Re: [PATCH 01/10] mm/slab: Decouple ARCH_KMALLOC_MINALIGN from ARCH_DMA_MINALIGN

Hyeonggon Yoo <42.hyeyoo@xxxxxxxxx> · Wed, 6 Apr 2022 21:09:14 +0900

On Wed, Apr 06, 2022 at 09:29:19AM +0200, Arnd Bergmann wrote:
> On Wed, Apr 6, 2022 at 1:59 AM Hyeonggon Yoo <42.hyeyoo@xxxxxxxxx> wrote:
> >
> > On Tue, Apr 05, 2022 at 02:57:49PM +0100, Catalin Marinas wrote:
> > > In preparation for supporting a dynamic kmalloc() minimum alignment,
> > > allow architectures to define ARCH_KMALLOC_MINALIGN independently of
> > > ARCH_DMA_MINALIGN. In addition, always define ARCH_DMA_MINALIGN even if
> > > an architecture does not override it.
> > >
> >
> > [ +Cc slab maintainer/reviewers ]
> >
> > I get why you want to set minimum alignment of kmalloc() dynamically.
> > That's because cache line size can be different and we cannot statically
> > know that, right?
> >
> > But I don't get why you are trying to decouple ARCH_KMALLOC_MINALIGN
> > from ARCH_DMA_MINALIGN. kmalloc'ed buffer is always supposed to be DMA-safe.
> >
> > I'm afraid this series may break some archs/drivers.
> >
> > in Documentation/dma-api-howto.rst:
> > > 2) ARCH_DMA_MINALIGN
> > >
> > >   Architectures must ensure that kmalloc'ed buffer is
> > >   DMA-safe. Drivers and subsystems depend on it. If an architecture
> > >   isn't fully DMA-coherent (i.e. hardware doesn't ensure that data in
> > >   the CPU cache is identical to data in main memory),
> > >   ARCH_DMA_MINALIGN must be set so that the memory allocator
> > >   makes sure that kmalloc'ed buffer doesn't share a cache line with
> > >   the others. See arch/arm/include/asm/cache.h as an example.

-*-*-

• [EXERCISE TASKS]:
(a) Please copy the part of the kmalloc alignment thread that opens with the words containing "Re: [PATCH 01/10]" and closes with "not override it.", swapping "alignment" for "granularity".
(b) Write the next part of the kmalloc alignment thread after its last line.

• [INFORMATION SUPPLIED]:
-*-*-

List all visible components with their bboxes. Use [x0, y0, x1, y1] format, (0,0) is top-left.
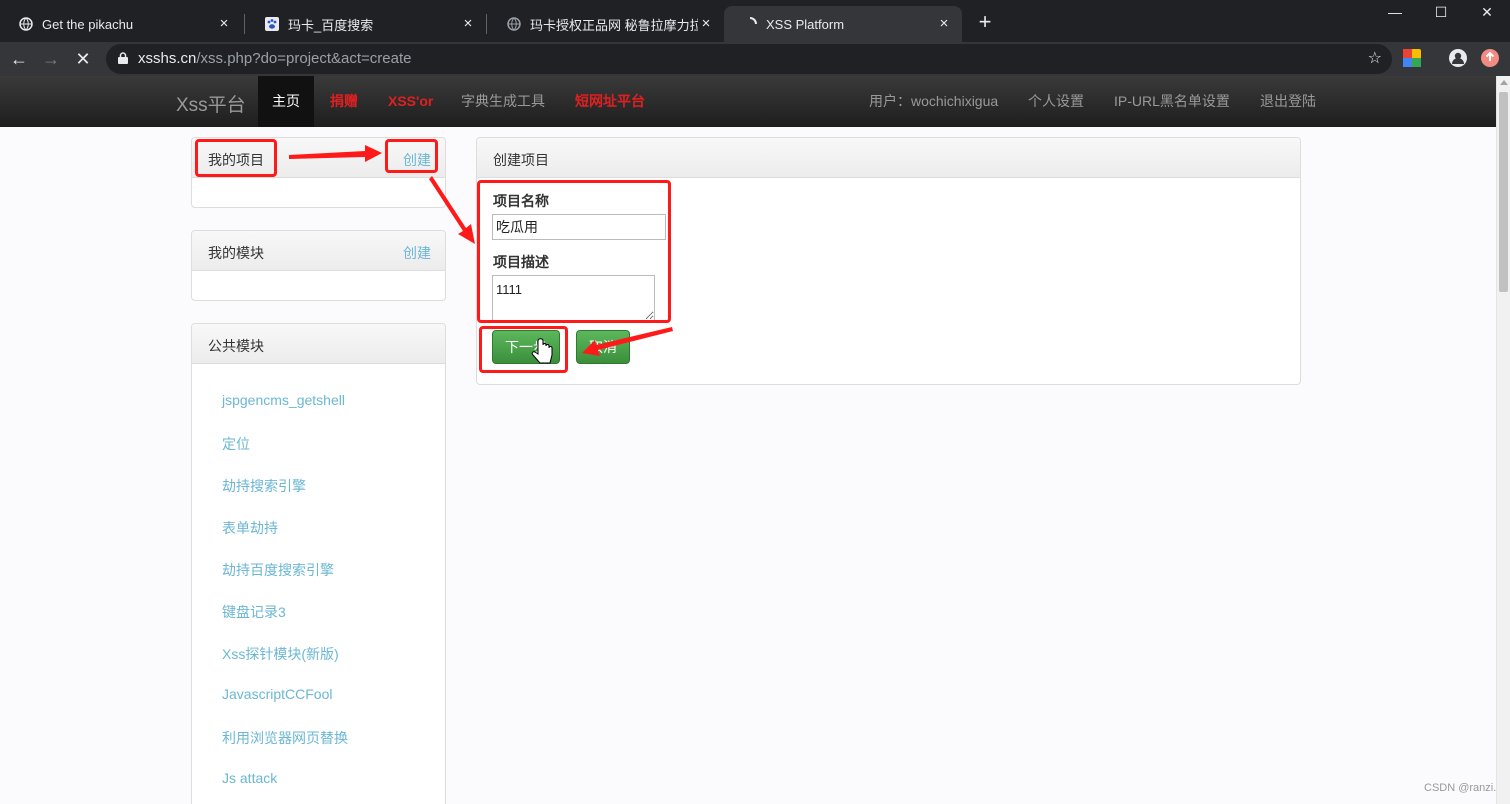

-*-*-

• [OUTPUTS FOR THE TASKS]:
(a)
Re: [PATCH 01/10] mm/slab: Decouple ARCH_KMALLOC_MINALIGN from ARCH_DMA_MINALIGN

Hyeonggon Yoo <42.hyeyoo@xxxxxxxxx> · Wed, 6 Apr 2022 21:09:14 +0900

On Wed, Apr 06, 2022 at 09:29:19AM +0200, Arnd Bergmann wrote:
> On Wed, Apr 6, 2022 at 1:59 AM Hyeonggon Yoo <42.hyeyoo@xxxxxxxxx> wrote:
> >
> > On Tue, Apr 05, 2022 at 02:57:49PM +0100, Catalin Marinas wrote:
> > > In preparation for supporting a dynamic kmalloc() minimum granularity,
> > > allow architectures to define ARCH_KMALLOC_MINALIGN independently of
> > > ARCH_DMA_MINALIGN. In addition, always define ARCH_DMA_MINALIGN even if
> > > an architecture does not override it.

(b)
> > >
> > >   Note that ARCH_DMA_MINALIGN is about DMA memory alignment
> > >   constraints. You don't need to worry about the architecture data
> > >   alignment constraints (e.g. the alignment constraints about 64-bit
> > >   objects).
> >
> > If I'm missing something, please let me know :)
> 
> It helps in two ways:
> 
> - you can start with a relatively large hardcoded ARCH_DMA_MINALIGN
>   of 128 or 256 bytes, depending on what the largest possible line size
>   is for any machine you want to support, and then drop that down to
>   32 or 64 bytes based on runtime detection. This should always be safe,
>   and it means a very sizable chunk of wasted memory can be recovered.
>

I agree this part.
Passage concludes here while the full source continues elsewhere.